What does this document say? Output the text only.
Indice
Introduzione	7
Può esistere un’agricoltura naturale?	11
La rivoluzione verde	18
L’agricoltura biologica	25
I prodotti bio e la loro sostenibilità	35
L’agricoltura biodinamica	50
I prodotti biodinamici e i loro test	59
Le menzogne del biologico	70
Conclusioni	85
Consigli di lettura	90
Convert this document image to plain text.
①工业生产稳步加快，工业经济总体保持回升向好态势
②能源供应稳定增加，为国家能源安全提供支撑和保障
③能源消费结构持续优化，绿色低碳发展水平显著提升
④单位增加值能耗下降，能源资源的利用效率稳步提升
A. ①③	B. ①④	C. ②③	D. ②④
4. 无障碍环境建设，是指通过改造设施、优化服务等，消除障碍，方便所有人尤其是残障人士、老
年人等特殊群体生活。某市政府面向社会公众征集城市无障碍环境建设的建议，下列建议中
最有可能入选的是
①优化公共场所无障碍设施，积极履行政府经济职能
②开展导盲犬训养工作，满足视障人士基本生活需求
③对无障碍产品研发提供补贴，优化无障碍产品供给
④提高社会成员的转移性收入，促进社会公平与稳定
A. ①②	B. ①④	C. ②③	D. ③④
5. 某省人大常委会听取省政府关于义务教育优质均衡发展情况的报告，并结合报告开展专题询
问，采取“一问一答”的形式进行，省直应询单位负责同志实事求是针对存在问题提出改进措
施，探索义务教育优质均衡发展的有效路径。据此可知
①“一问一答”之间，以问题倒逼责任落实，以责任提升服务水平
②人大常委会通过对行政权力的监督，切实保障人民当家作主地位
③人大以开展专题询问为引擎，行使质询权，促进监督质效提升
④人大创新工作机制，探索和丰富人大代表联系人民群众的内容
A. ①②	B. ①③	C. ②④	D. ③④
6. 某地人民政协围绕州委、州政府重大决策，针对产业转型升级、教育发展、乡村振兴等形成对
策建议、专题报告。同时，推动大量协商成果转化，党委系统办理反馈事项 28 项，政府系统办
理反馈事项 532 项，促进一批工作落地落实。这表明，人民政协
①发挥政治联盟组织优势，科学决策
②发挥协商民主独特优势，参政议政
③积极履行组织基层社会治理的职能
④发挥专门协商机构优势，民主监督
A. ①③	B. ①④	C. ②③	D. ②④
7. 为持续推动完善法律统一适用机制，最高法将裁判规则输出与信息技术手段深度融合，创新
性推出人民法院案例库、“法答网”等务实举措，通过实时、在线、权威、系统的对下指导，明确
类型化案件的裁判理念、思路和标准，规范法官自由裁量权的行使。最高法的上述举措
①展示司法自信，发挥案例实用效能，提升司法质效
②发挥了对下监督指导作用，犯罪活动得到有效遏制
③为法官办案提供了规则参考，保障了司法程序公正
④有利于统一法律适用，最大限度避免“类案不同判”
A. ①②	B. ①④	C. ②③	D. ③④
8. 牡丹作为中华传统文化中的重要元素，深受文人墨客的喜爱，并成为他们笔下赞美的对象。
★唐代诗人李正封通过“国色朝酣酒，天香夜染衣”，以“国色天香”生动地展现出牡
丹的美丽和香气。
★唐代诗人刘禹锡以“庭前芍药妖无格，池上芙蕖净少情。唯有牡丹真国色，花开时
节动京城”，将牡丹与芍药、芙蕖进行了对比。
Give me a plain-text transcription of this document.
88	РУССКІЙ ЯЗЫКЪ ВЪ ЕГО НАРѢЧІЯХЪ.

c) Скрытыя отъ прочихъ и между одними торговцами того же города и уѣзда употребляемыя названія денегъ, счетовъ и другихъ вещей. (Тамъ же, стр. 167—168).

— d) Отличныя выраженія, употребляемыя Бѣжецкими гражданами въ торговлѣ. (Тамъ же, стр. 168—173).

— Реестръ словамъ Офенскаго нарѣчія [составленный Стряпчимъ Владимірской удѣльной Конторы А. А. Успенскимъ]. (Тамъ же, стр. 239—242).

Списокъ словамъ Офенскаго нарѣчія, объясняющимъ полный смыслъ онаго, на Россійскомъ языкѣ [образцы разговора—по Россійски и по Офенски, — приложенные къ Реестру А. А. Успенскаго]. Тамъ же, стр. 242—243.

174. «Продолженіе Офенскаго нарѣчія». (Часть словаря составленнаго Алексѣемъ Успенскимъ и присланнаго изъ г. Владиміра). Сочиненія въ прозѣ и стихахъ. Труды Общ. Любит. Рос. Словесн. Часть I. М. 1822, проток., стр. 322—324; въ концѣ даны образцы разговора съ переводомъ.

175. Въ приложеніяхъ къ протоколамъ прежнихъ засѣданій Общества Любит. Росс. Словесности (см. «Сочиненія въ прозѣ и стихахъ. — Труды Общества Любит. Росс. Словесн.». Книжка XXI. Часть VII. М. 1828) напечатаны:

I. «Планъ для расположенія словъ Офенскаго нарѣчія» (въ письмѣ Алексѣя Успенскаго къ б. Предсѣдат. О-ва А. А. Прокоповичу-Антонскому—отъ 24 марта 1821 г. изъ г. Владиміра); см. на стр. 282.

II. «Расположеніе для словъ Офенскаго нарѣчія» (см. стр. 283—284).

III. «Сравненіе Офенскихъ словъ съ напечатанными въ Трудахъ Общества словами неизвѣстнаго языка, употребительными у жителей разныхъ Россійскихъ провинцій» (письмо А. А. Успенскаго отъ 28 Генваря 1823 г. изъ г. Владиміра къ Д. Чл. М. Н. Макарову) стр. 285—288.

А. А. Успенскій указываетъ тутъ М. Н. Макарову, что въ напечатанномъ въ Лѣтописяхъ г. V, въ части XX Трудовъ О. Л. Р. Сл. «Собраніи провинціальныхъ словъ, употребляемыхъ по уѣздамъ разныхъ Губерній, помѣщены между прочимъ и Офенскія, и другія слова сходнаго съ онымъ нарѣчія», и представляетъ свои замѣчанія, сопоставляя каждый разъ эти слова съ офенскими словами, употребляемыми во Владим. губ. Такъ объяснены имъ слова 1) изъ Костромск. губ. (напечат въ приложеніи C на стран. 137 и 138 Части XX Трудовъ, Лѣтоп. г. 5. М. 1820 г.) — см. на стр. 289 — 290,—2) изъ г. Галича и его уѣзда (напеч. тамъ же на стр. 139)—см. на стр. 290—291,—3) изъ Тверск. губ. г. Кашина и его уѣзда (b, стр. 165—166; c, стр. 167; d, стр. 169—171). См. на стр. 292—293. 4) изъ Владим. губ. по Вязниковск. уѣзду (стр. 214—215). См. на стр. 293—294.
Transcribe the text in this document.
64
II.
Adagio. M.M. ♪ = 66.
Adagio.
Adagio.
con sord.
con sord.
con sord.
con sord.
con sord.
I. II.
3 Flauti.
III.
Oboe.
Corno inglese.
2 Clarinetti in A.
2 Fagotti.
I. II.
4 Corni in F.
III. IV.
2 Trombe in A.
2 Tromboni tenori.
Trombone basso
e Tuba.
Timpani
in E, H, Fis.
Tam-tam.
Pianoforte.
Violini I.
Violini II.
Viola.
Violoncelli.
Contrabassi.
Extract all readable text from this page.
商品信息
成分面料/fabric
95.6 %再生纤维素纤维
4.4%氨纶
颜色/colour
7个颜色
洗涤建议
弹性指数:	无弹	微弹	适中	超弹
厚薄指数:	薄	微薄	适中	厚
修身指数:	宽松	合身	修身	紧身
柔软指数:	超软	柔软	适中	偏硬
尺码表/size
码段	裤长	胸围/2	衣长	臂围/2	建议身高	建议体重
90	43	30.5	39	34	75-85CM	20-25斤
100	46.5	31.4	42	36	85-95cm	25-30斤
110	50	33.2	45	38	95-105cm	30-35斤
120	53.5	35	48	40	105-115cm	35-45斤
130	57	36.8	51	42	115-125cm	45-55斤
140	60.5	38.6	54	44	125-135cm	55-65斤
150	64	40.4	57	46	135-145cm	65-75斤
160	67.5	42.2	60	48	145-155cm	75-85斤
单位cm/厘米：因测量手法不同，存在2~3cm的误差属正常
• • • • • • •
Repeat only the lines running from the line that contains "Transcribe the text in this document." through the last line above, inclusive.

Transcribe the text in this document.
64
II.
Adagio. M.M. ♪ = 66.
Adagio.
Adagio.
con sord.
con sord.
con sord.
con sord.
con sord.
I. II.
3 Flauti.
III.
Oboe.
Corno inglese.
2 Clarinetti in A.
2 Fagotti.
I. II.
4 Corni in F.
III. IV.
2 Trombe in A.
2 Tromboni tenori.
Trombone basso
e Tuba.
Timpani
in E, H, Fis.
Tam-tam.
Pianoforte.
Violini I.
Violini II.
Viola.
Violoncelli.
Contrabassi.
Extract all readable text from this page.
商品信息
成分面料/fabric
95.6 %再生纤维素纤维
4.4%氨纶
颜色/colour
7个颜色
洗涤建议
弹性指数:	无弹	微弹	适中	超弹
厚薄指数:	薄	微薄	适中	厚
修身指数:	宽松	合身	修身	紧身
柔软指数:	超软	柔软	适中	偏硬
尺码表/size
码段	裤长	胸围/2	衣长	臂围/2	建议身高	建议体重
90	43	30.5	39	34	75-85CM	20-25斤
100	46.5	31.4	42	36	85-95cm	25-30斤
110	50	33.2	45	38	95-105cm	30-35斤
120	53.5	35	48	40	105-115cm	35-45斤
130	57	36.8	51	42	115-125cm	45-55斤
140	60.5	38.6	54	44	125-135cm	55-65斤
150	64	40.4	57	46	135-145cm	65-75斤
160	67.5	42.2	60	48	145-155cm	75-85斤
单位cm/厘米：因测量手法不同，存在2~3cm的误差属正常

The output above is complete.